RECORDS FOR THE TASK:
┄┄┄┄┄┄┄┄┄┄

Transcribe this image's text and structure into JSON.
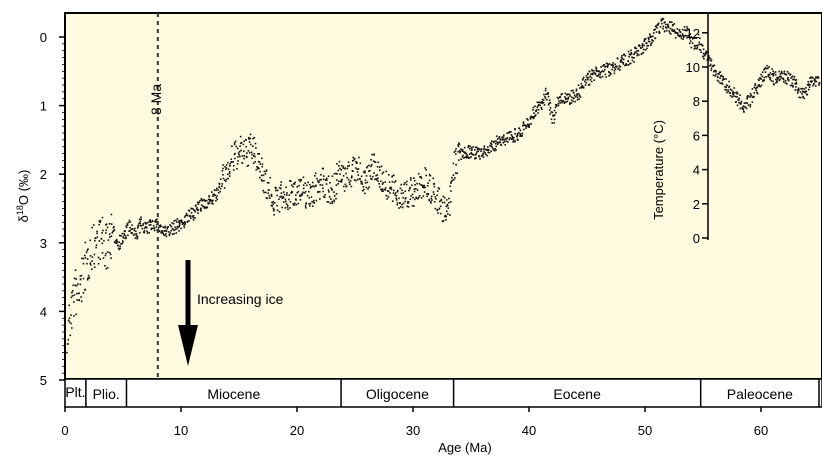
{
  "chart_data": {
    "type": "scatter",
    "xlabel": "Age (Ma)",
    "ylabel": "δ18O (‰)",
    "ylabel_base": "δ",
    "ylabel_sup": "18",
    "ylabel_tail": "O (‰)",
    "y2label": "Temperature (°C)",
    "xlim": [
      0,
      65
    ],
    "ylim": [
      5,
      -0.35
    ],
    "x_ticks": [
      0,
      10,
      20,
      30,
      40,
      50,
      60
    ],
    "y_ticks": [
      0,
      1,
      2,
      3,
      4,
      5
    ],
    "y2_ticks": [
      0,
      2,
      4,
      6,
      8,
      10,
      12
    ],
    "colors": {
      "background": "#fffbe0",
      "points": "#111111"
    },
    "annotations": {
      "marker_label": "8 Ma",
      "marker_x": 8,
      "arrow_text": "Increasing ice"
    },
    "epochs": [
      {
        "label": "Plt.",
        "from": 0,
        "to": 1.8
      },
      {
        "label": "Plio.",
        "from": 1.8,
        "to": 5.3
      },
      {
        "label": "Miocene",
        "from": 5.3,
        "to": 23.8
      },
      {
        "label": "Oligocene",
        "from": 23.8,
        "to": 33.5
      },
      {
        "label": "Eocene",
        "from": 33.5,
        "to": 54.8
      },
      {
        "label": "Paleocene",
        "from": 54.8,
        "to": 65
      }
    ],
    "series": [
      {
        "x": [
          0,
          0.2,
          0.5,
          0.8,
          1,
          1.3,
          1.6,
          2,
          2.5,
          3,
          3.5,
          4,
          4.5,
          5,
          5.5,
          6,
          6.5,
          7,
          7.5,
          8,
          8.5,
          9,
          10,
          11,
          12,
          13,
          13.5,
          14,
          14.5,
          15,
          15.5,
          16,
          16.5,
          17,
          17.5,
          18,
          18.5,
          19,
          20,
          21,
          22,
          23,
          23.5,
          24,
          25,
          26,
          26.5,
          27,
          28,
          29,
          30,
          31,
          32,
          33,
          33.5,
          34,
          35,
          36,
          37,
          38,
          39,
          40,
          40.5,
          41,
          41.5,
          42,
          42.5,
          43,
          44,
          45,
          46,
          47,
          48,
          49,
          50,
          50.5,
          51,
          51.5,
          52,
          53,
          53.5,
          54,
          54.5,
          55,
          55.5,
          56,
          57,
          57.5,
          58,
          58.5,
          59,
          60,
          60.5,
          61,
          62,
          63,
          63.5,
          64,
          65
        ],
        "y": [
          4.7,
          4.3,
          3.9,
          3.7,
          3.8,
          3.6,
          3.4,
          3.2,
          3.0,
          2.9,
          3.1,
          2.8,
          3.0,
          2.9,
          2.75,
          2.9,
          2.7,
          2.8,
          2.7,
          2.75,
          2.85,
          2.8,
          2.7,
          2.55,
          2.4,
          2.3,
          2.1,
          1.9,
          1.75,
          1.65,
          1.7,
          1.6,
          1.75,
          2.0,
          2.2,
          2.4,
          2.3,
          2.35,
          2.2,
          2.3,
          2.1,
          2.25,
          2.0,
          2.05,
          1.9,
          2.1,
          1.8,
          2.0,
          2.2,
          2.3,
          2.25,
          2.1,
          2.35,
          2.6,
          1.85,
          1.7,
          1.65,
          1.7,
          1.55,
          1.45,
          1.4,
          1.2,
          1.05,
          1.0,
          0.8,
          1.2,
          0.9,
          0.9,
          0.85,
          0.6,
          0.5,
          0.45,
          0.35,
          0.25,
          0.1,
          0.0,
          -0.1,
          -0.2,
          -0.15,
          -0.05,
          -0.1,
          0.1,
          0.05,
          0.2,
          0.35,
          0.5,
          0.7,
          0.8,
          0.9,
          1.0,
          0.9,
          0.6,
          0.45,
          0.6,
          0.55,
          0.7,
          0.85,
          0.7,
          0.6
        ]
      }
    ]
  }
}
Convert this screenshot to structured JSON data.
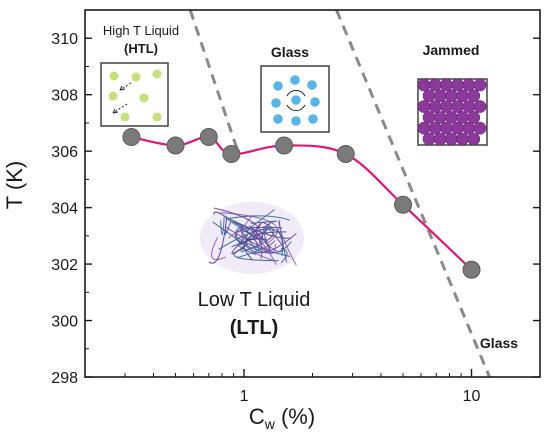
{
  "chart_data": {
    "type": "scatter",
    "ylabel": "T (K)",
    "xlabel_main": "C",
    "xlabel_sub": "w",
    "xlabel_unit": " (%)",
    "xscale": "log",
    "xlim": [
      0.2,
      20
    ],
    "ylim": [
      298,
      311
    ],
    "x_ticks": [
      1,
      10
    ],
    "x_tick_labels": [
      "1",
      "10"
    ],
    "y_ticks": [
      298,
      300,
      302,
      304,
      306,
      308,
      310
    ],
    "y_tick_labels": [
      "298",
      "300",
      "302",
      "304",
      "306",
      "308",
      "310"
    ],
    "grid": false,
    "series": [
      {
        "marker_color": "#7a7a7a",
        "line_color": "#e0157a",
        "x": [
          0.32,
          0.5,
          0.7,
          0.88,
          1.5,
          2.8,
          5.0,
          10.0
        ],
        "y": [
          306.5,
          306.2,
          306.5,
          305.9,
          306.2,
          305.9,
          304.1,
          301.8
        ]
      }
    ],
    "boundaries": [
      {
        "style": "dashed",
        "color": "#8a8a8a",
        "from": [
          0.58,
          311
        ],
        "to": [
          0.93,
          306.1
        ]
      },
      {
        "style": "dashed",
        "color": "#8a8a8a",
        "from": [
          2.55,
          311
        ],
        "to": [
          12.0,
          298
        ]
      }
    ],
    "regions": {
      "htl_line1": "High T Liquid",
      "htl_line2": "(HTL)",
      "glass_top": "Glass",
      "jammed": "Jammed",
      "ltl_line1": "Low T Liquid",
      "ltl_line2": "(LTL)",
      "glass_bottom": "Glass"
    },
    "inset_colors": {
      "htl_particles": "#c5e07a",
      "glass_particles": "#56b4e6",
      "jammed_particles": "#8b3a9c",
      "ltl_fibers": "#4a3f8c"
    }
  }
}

┄┄┄┄┄┄┄┄┄┄

WHAT IS BEING ASKED:
In the copy, include all records verbatim but no images.

FULL OUTPUT:
Transcribe this image's text and structure into JSON.
{
  "chart_data": {
    "type": "scatter",
    "xlabel": "Age (Ma)",
    "ylabel": "δ18O (‰)",
    "ylabel_base": "δ",
    "ylabel_sup": "18",
    "ylabel_tail": "O (‰)",
    "y2label": "Temperature (°C)",
    "xlim": [
      0,
      65
    ],
    "ylim": [
      5,
      -0.35
    ],
    "x_ticks": [
      0,
      10,
      20,
      30,
      40,
      50,
      60
    ],
    "y_ticks": [
      0,
      1,
      2,
      3,
      4,
      5
    ],
    "y2_ticks": [
      0,
      2,
      4,
      6,
      8,
      10,
      12
    ],
    "colors": {
      "background": "#fffbe0",
      "points": "#111111"
    },
    "annotations": {
      "marker_label": "8 Ma",
      "marker_x": 8,
      "arrow_text": "Increasing ice"
    },
    "epochs": [
      {
        "label": "Plt.",
        "from": 0,
        "to": 1.8
      },
      {
        "label": "Plio.",
        "from": 1.8,
        "to": 5.3
      },
      {
        "label": "Miocene",
        "from": 5.3,
        "to": 23.8
      },
      {
        "label": "Oligocene",
        "from": 23.8,
        "to": 33.5
      },
      {
        "label": "Eocene",
        "from": 33.5,
        "to": 54.8
      },
      {
        "label": "Paleocene",
        "from": 54.8,
        "to": 65
      }
    ],
    "series": [
      {
        "x": [
          0,
          0.2,
          0.5,
          0.8,
          1,
          1.3,
          1.6,
          2,
          2.5,
          3,
          3.5,
          4,
          4.5,
          5,
          5.5,
          6,
          6.5,
          7,
          7.5,
          8,
          8.5,
          9,
          10,
          11,
          12,
          13,
          13.5,
          14,
          14.5,
          15,
          15.5,
          16,
          16.5,
          17,
          17.5,
          18,
          18.5,
          19,
          20,
          21,
          22,
          23,
          23.5,
          24,
          25,
          26,
          26.5,
          27,
          28,
          29,
          30,
          31,
          32,
          33,
          33.5,
          34,
          35,
          36,
          37,
          38,
          39,
          40,
          40.5,
          41,
          41.5,
          42,
          42.5,
          43,
          44,
          45,
          46,
          47,
          48,
          49,
          50,
          50.5,
          51,
          51.5,
          52,
          53,
          53.5,
          54,
          54.5,
          55,
          55.5,
          56,
          57,
          57.5,
          58,
          58.5,
          59,
          60,
          60.5,
          61,
          62,
          63,
          63.5,
          64,
          65
        ],
        "y": [
          4.7,
          4.3,
          3.9,
          3.7,
          3.8,
          3.6,
          3.4,
          3.2,
          3.0,
          2.9,
          3.1,
          2.8,
          3.0,
          2.9,
          2.75,
          2.9,
          2.7,
          2.8,
          2.7,
          2.75,
          2.85,
          2.8,
          2.7,
          2.55,
          2.4,
          2.3,
          2.1,
          1.9,
          1.75,
          1.65,
          1.7,
          1.6,
          1.75,
          2.0,
          2.2,
          2.4,
          2.3,
          2.35,
          2.2,
          2.3,
          2.1,
          2.25,
          2.0,
          2.05,
          1.9,
          2.1,
          1.8,
          2.0,
          2.2,
          2.3,
          2.25,
          2.1,
          2.35,
          2.6,
          1.85,
          1.7,
          1.65,
          1.7,
          1.55,
          1.45,
          1.4,
          1.2,
          1.05,
          1.0,
          0.8,
          1.2,
          0.9,
          0.9,
          0.85,
          0.6,
          0.5,
          0.45,
          0.35,
          0.25,
          0.1,
          0.0,
          -0.1,
          -0.2,
          -0.15,
          -0.05,
          -0.1,
          0.1,
          0.05,
          0.2,
          0.35,
          0.5,
          0.7,
          0.8,
          0.9,
          1.0,
          0.9,
          0.6,
          0.45,
          0.6,
          0.55,
          0.7,
          0.85,
          0.7,
          0.6
        ]
      }
    ]
  }
}
Convert this screenshot to structured JSON data.
{
  "chart_data": {
    "type": "scatter",
    "ylabel": "T (K)",
    "xlabel_main": "C",
    "xlabel_sub": "w",
    "xlabel_unit": " (%)",
    "xscale": "log",
    "xlim": [
      0.2,
      20
    ],
    "ylim": [
      298,
      311
    ],
    "x_ticks": [
      1,
      10
    ],
    "x_tick_labels": [
      "1",
      "10"
    ],
    "y_ticks": [
      298,
      300,
      302,
      304,
      306,
      308,
      310
    ],
    "y_tick_labels": [
      "298",
      "300",
      "302",
      "304",
      "306",
      "308",
      "310"
    ],
    "grid": false,
    "series": [
      {
        "marker_color": "#7a7a7a",
        "line_color": "#e0157a",
        "x": [
          0.32,
          0.5,
          0.7,
          0.88,
          1.5,
          2.8,
          5.0,
          10.0
        ],
        "y": [
          306.5,
          306.2,
          306.5,
          305.9,
          306.2,
          305.9,
          304.1,
          301.8
        ]
      }
    ],
    "boundaries": [
      {
        "style": "dashed",
        "color": "#8a8a8a",
        "from": [
          0.58,
          311
        ],
        "to": [
          0.93,
          306.1
        ]
      },
      {
        "style": "dashed",
        "color": "#8a8a8a",
        "from": [
          2.55,
          311
        ],
        "to": [
          12.0,
          298
        ]
      }
    ],
    "regions": {
      "htl_line1": "High T Liquid",
      "htl_line2": "(HTL)",
      "glass_top": "Glass",
      "jammed": "Jammed",
      "ltl_line1": "Low T Liquid",
      "ltl_line2": "(LTL)",
      "glass_bottom": "Glass"
    },
    "inset_colors": {
      "htl_particles": "#c5e07a",
      "glass_particles": "#56b4e6",
      "jammed_particles": "#8b3a9c",
      "ltl_fibers": "#4a3f8c"
    }
  }
}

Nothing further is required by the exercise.